§ **INSTRUCTIONS FOR THE TASK**:
Below are some records; give them all again exactly, but not the pictures.

§ **EXERCISE DATA**:
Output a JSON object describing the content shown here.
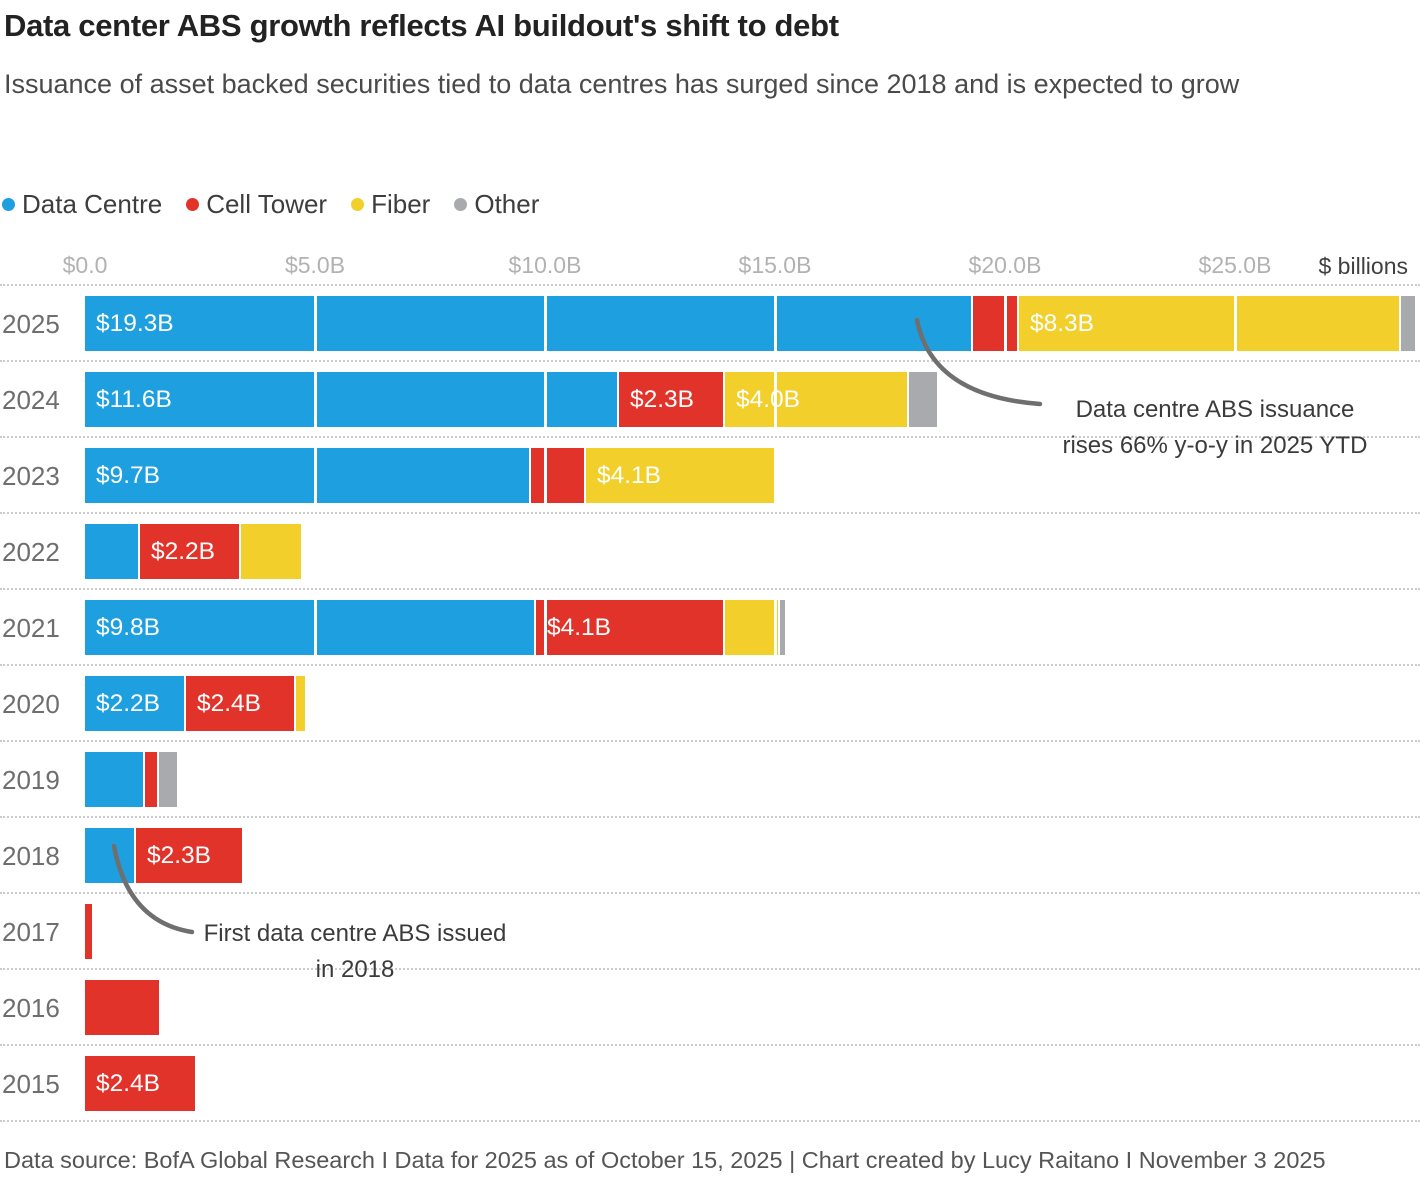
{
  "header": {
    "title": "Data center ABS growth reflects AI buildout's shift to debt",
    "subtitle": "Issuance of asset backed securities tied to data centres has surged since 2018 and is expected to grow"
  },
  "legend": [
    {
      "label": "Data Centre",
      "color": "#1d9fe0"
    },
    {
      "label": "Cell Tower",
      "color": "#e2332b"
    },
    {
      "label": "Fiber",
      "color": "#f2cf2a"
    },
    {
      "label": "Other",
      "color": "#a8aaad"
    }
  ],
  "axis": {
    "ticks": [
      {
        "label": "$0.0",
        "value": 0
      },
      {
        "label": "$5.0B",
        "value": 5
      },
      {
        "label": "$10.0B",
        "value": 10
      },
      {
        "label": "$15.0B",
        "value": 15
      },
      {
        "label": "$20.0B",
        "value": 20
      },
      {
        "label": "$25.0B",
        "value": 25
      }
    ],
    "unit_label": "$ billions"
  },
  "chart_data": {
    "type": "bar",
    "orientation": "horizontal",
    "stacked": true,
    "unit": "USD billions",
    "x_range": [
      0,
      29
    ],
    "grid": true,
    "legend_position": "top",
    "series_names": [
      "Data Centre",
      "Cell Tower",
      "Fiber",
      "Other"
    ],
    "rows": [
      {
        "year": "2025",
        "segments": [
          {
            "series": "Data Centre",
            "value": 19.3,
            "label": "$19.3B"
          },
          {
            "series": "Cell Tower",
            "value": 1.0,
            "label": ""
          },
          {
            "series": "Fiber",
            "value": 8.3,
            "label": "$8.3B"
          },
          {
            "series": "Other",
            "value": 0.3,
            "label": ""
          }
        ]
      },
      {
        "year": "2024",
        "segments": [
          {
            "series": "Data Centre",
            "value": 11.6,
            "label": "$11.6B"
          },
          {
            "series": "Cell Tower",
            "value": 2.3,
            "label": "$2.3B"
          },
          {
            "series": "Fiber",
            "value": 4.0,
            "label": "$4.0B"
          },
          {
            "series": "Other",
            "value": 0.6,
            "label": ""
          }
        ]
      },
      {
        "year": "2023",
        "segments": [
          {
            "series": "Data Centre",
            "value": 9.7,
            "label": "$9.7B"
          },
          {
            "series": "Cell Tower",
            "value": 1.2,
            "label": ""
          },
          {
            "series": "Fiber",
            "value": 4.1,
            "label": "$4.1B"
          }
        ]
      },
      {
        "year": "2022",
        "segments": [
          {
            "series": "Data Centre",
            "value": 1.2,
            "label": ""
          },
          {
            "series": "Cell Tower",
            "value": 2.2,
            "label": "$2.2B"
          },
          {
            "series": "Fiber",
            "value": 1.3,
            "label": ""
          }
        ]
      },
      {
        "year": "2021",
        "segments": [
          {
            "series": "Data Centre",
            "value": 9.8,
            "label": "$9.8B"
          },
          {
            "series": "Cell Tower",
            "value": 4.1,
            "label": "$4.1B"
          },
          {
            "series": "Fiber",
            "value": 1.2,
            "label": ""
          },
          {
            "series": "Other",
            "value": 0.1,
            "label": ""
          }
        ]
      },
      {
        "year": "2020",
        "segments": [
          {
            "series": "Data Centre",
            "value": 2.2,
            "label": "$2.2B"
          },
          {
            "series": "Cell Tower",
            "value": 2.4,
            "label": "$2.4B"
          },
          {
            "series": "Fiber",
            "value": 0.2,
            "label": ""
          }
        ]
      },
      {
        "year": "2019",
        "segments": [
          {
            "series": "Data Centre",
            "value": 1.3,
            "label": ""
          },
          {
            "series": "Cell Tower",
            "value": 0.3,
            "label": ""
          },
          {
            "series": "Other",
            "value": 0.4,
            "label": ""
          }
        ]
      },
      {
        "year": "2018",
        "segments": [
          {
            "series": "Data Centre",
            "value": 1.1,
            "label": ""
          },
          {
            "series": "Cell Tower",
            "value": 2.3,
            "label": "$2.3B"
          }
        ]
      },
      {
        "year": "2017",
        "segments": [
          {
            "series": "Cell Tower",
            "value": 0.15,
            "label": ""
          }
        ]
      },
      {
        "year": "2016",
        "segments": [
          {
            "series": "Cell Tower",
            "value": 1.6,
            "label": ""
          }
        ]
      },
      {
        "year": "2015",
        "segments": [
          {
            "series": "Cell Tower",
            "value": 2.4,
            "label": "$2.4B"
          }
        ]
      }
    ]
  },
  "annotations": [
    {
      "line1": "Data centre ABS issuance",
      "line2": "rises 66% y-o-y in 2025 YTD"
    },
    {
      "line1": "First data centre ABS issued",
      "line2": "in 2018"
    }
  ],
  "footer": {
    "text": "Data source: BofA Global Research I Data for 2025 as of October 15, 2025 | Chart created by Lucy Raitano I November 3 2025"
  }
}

§ **RESPONSE TO THIS TASK**:
Output a JSON object describing the content shown here.
{
  "header": {
    "title": "Data center ABS growth reflects AI buildout's shift to debt",
    "subtitle": "Issuance of asset backed securities tied to data centres has surged since 2018 and is expected to grow"
  },
  "legend": [
    {
      "label": "Data Centre",
      "color": "#1d9fe0"
    },
    {
      "label": "Cell Tower",
      "color": "#e2332b"
    },
    {
      "label": "Fiber",
      "color": "#f2cf2a"
    },
    {
      "label": "Other",
      "color": "#a8aaad"
    }
  ],
  "axis": {
    "ticks": [
      {
        "label": "$0.0",
        "value": 0
      },
      {
        "label": "$5.0B",
        "value": 5
      },
      {
        "label": "$10.0B",
        "value": 10
      },
      {
        "label": "$15.0B",
        "value": 15
      },
      {
        "label": "$20.0B",
        "value": 20
      },
      {
        "label": "$25.0B",
        "value": 25
      }
    ],
    "unit_label": "$ billions"
  },
  "chart_data": {
    "type": "bar",
    "orientation": "horizontal",
    "stacked": true,
    "unit": "USD billions",
    "x_range": [
      0,
      29
    ],
    "grid": true,
    "legend_position": "top",
    "series_names": [
      "Data Centre",
      "Cell Tower",
      "Fiber",
      "Other"
    ],
    "rows": [
      {
        "year": "2025",
        "segments": [
          {
            "series": "Data Centre",
            "value": 19.3,
            "label": "$19.3B"
          },
          {
            "series": "Cell Tower",
            "value": 1.0,
            "label": ""
          },
          {
            "series": "Fiber",
            "value": 8.3,
            "label": "$8.3B"
          },
          {
            "series": "Other",
            "value": 0.3,
            "label": ""
          }
        ]
      },
      {
        "year": "2024",
        "segments": [
          {
            "series": "Data Centre",
            "value": 11.6,
            "label": "$11.6B"
          },
          {
            "series": "Cell Tower",
            "value": 2.3,
            "label": "$2.3B"
          },
          {
            "series": "Fiber",
            "value": 4.0,
            "label": "$4.0B"
          },
          {
            "series": "Other",
            "value": 0.6,
            "label": ""
          }
        ]
      },
      {
        "year": "2023",
        "segments": [
          {
            "series": "Data Centre",
            "value": 9.7,
            "label": "$9.7B"
          },
          {
            "series": "Cell Tower",
            "value": 1.2,
            "label": ""
          },
          {
            "series": "Fiber",
            "value": 4.1,
            "label": "$4.1B"
          }
        ]
      },
      {
        "year": "2022",
        "segments": [
          {
            "series": "Data Centre",
            "value": 1.2,
            "label": ""
          },
          {
            "series": "Cell Tower",
            "value": 2.2,
            "label": "$2.2B"
          },
          {
            "series": "Fiber",
            "value": 1.3,
            "label": ""
          }
        ]
      },
      {
        "year": "2021",
        "segments": [
          {
            "series": "Data Centre",
            "value": 9.8,
            "label": "$9.8B"
          },
          {
            "series": "Cell Tower",
            "value": 4.1,
            "label": "$4.1B"
          },
          {
            "series": "Fiber",
            "value": 1.2,
            "label": ""
          },
          {
            "series": "Other",
            "value": 0.1,
            "label": ""
          }
        ]
      },
      {
        "year": "2020",
        "segments": [
          {
            "series": "Data Centre",
            "value": 2.2,
            "label": "$2.2B"
          },
          {
            "series": "Cell Tower",
            "value": 2.4,
            "label": "$2.4B"
          },
          {
            "series": "Fiber",
            "value": 0.2,
            "label": ""
          }
        ]
      },
      {
        "year": "2019",
        "segments": [
          {
            "series": "Data Centre",
            "value": 1.3,
            "label": ""
          },
          {
            "series": "Cell Tower",
            "value": 0.3,
            "label": ""
          },
          {
            "series": "Other",
            "value": 0.4,
            "label": ""
          }
        ]
      },
      {
        "year": "2018",
        "segments": [
          {
            "series": "Data Centre",
            "value": 1.1,
            "label": ""
          },
          {
            "series": "Cell Tower",
            "value": 2.3,
            "label": "$2.3B"
          }
        ]
      },
      {
        "year": "2017",
        "segments": [
          {
            "series": "Cell Tower",
            "value": 0.15,
            "label": ""
          }
        ]
      },
      {
        "year": "2016",
        "segments": [
          {
            "series": "Cell Tower",
            "value": 1.6,
            "label": ""
          }
        ]
      },
      {
        "year": "2015",
        "segments": [
          {
            "series": "Cell Tower",
            "value": 2.4,
            "label": "$2.4B"
          }
        ]
      }
    ]
  },
  "annotations": [
    {
      "line1": "Data centre ABS issuance",
      "line2": "rises 66% y-o-y in 2025 YTD"
    },
    {
      "line1": "First data centre ABS issued",
      "line2": "in 2018"
    }
  ],
  "footer": {
    "text": "Data source: BofA Global Research I Data for 2025 as of October 15, 2025 | Chart created by Lucy Raitano I November 3 2025"
  }
}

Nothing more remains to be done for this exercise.